THE EXERCISE
List each line holding the string "双抗研发概况".

(Data records)
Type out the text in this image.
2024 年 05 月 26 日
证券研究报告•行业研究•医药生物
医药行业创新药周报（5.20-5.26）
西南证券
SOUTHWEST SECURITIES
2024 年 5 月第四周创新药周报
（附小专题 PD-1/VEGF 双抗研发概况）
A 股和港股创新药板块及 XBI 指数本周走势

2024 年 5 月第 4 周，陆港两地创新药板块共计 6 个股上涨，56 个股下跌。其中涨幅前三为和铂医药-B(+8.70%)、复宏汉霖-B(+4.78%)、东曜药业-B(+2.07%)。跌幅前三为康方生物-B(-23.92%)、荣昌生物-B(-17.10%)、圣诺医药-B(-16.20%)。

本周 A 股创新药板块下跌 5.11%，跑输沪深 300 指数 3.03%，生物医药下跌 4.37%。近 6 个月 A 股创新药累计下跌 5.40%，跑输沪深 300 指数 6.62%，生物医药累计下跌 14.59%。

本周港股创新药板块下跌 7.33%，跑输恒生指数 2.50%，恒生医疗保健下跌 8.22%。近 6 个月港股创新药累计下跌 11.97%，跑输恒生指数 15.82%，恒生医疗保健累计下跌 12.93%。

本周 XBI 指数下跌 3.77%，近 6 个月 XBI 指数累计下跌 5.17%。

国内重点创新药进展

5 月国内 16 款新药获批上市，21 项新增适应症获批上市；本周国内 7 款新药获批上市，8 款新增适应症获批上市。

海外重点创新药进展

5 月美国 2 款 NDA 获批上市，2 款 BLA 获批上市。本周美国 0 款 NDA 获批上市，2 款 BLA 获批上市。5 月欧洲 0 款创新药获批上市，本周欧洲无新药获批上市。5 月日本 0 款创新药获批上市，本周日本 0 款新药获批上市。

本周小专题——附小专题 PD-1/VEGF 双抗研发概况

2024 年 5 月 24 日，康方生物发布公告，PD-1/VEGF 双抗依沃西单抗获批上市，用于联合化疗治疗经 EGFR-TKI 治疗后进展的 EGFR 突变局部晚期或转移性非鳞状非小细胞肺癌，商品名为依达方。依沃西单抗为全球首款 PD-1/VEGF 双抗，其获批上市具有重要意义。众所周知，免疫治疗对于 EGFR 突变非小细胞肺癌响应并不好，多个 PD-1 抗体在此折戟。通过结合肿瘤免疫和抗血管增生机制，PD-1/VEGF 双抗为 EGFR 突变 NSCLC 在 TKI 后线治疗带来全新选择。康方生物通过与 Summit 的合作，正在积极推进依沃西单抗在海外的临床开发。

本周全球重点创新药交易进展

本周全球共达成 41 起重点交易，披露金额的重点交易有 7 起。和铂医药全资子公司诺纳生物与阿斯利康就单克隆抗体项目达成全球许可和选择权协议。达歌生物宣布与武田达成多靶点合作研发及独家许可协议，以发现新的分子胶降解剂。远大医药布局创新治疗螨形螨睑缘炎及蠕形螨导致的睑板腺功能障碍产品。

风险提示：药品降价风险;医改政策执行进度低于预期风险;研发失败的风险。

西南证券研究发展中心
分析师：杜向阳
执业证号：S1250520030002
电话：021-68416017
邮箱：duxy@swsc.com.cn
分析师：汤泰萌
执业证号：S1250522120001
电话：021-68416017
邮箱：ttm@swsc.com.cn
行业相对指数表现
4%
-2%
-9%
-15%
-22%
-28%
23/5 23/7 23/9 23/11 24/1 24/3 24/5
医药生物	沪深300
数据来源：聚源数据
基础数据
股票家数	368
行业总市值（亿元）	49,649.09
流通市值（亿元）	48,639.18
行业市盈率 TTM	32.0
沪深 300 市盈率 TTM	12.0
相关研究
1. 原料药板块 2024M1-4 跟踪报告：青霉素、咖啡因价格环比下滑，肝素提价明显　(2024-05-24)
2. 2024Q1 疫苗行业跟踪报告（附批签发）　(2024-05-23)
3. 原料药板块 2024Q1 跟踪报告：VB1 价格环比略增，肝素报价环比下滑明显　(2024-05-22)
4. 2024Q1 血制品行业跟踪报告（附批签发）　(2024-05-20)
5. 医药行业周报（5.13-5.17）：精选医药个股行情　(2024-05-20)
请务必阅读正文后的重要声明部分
==
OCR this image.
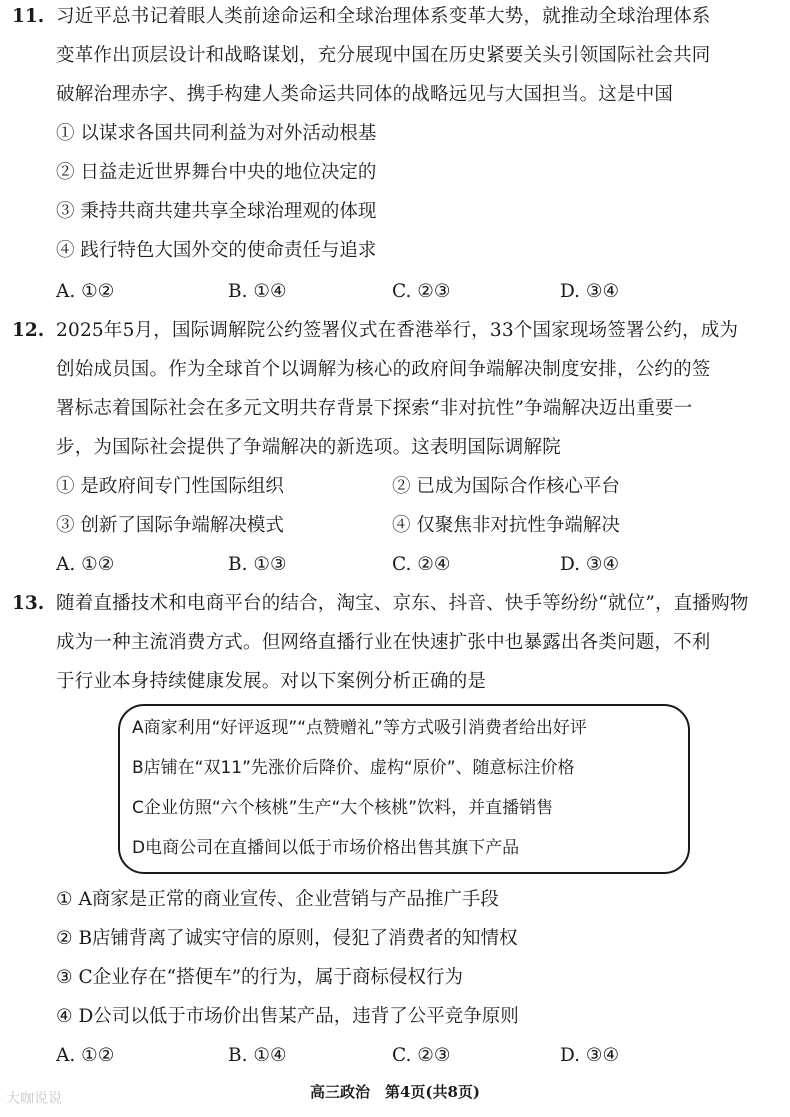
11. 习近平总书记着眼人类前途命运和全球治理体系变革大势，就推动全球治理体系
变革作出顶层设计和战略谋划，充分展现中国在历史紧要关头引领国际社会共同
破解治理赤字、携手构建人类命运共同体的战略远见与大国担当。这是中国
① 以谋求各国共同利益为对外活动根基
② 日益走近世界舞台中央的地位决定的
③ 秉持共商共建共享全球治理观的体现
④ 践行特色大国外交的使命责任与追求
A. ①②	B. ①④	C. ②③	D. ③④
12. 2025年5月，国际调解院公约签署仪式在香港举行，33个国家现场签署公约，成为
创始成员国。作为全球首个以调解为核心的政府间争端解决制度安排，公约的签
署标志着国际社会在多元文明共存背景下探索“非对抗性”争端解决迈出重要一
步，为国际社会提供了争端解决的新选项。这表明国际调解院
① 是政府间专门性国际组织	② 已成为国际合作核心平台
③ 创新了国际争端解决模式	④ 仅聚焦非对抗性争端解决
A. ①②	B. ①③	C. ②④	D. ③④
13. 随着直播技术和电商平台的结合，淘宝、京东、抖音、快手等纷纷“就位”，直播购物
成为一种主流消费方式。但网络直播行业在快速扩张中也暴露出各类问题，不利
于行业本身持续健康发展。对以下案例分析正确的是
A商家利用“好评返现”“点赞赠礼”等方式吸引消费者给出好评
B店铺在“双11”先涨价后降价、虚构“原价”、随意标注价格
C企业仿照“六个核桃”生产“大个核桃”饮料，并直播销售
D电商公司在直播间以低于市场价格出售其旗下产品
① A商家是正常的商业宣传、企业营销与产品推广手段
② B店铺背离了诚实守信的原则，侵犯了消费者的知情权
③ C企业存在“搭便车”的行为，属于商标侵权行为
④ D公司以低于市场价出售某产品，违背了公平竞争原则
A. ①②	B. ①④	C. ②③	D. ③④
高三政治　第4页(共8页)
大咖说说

RESULT OF THE TASK
（附小专题 PD-1/VEGF 双抗研发概况）
本周小专题——附小专题 PD-1/VEGF 双抗研发概况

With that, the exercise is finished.